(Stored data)
################
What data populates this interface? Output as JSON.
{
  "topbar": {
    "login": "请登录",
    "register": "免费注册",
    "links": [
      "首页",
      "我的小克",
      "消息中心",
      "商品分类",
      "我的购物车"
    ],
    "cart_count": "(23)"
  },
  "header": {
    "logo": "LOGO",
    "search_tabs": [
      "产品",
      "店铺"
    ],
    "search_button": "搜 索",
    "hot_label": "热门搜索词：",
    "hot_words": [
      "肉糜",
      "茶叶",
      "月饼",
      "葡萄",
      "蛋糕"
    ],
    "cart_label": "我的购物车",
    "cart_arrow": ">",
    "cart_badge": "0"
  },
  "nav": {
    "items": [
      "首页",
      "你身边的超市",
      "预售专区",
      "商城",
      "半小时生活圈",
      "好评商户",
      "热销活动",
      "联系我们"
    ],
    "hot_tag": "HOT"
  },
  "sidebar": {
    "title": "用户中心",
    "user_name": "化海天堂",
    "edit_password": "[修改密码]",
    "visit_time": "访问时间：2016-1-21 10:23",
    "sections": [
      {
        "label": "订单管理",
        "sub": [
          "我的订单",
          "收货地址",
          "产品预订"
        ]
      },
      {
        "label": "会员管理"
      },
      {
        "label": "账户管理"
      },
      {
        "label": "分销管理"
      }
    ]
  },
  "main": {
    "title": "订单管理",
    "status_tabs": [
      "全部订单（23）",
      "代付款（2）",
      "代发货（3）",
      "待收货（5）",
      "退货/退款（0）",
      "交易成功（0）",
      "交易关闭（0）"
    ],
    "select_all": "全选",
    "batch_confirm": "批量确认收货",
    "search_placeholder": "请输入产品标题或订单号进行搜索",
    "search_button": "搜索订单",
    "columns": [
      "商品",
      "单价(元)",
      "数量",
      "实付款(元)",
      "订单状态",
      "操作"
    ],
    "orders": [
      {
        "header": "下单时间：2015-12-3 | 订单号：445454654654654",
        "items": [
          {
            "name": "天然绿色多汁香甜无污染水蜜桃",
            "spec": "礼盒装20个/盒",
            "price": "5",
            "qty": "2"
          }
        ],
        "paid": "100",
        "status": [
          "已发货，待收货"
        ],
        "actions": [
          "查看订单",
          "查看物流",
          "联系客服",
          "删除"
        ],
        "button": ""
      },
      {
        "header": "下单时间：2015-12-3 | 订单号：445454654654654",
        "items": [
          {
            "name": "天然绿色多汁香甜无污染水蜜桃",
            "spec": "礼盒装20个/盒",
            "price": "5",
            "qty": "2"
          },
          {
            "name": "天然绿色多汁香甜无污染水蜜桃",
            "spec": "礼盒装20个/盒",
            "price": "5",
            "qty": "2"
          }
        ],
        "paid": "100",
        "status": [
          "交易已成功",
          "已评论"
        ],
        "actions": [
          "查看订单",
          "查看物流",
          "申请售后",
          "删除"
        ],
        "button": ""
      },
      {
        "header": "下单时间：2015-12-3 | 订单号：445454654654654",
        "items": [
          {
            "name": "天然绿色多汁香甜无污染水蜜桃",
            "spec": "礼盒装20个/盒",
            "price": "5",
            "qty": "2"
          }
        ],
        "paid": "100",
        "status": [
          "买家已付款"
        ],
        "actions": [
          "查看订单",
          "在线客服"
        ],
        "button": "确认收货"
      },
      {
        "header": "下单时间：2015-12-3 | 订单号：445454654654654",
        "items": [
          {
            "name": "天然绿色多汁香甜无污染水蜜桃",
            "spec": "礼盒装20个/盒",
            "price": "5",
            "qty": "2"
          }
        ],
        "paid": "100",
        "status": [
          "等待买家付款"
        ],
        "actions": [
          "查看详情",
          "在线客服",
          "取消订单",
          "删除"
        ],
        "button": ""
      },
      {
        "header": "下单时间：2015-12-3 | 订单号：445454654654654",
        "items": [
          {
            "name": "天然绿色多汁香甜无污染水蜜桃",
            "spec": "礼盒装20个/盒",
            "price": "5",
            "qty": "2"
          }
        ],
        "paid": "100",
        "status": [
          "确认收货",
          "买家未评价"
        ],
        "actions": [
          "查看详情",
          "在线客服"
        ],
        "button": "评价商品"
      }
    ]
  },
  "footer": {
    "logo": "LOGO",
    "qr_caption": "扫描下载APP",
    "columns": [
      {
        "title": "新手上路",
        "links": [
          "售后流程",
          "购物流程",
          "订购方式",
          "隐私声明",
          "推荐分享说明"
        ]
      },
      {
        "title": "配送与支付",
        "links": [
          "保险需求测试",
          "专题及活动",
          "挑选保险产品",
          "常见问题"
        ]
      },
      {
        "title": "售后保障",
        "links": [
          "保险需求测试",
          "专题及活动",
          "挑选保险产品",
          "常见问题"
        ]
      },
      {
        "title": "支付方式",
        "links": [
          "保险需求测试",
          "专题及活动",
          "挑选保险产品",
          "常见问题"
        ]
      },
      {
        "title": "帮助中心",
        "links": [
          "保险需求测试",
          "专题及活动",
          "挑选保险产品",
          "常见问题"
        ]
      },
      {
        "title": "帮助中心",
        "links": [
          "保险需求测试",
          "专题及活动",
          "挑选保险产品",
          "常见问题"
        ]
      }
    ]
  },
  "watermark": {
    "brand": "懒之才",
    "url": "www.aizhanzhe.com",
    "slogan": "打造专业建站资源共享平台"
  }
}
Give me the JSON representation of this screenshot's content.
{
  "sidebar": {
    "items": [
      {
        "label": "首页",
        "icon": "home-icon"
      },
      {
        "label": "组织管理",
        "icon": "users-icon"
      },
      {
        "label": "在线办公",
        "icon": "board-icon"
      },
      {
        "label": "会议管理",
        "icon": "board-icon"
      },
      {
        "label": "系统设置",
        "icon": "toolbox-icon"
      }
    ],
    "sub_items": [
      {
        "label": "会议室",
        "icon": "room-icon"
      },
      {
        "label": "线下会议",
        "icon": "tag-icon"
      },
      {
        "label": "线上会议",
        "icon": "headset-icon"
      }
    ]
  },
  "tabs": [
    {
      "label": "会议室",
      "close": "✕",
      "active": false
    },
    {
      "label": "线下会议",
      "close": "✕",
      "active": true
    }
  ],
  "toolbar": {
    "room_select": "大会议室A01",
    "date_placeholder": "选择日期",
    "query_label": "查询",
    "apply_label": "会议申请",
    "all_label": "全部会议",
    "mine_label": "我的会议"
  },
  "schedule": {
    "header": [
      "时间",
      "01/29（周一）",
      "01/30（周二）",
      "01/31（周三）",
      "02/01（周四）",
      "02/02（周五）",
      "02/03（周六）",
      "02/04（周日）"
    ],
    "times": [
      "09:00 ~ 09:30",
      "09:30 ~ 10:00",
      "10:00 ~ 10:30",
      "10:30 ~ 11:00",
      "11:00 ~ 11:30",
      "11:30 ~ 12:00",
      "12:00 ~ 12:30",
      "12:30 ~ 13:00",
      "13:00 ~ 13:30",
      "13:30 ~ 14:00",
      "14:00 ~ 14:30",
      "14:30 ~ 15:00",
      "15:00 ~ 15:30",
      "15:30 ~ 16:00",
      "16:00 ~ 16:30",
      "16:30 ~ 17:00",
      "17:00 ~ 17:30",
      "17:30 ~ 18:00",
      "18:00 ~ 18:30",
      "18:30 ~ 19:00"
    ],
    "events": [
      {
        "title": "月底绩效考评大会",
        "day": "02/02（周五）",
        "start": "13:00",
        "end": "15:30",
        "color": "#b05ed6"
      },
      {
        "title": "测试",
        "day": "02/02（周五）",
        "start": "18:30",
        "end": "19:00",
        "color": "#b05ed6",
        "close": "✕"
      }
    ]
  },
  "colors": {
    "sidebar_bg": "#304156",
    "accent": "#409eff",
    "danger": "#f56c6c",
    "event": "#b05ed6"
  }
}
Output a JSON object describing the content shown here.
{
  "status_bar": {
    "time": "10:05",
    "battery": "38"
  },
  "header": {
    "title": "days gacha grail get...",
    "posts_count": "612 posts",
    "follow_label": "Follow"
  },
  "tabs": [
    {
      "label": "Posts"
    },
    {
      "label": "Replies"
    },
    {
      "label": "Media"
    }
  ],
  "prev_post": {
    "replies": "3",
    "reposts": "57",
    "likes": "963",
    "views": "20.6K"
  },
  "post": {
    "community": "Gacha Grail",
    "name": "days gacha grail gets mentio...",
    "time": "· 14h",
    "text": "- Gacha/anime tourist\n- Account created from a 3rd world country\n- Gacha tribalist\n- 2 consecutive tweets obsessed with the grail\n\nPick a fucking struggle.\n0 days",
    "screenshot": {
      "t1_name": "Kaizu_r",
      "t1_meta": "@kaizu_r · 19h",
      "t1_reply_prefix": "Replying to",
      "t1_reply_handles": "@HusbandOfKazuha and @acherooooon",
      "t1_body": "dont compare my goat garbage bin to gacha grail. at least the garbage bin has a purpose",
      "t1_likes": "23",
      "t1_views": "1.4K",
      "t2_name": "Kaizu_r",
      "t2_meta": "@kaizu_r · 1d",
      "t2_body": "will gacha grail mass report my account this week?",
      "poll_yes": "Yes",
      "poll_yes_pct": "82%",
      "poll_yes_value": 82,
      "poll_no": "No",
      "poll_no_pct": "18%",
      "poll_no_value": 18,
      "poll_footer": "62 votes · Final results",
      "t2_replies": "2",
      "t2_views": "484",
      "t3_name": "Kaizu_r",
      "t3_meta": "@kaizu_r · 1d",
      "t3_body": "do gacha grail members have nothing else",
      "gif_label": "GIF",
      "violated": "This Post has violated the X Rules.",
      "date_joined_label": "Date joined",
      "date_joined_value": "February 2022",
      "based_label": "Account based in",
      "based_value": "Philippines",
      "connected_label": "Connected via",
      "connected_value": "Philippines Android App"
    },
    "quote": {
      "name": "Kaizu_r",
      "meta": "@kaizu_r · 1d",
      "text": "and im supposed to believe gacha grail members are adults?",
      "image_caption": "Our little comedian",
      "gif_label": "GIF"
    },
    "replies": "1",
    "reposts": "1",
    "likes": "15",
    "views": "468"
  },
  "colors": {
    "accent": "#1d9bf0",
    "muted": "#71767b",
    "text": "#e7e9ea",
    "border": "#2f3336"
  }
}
################
Tell how many lines in the material contain the word "Philippines". Only the number is wanted.

2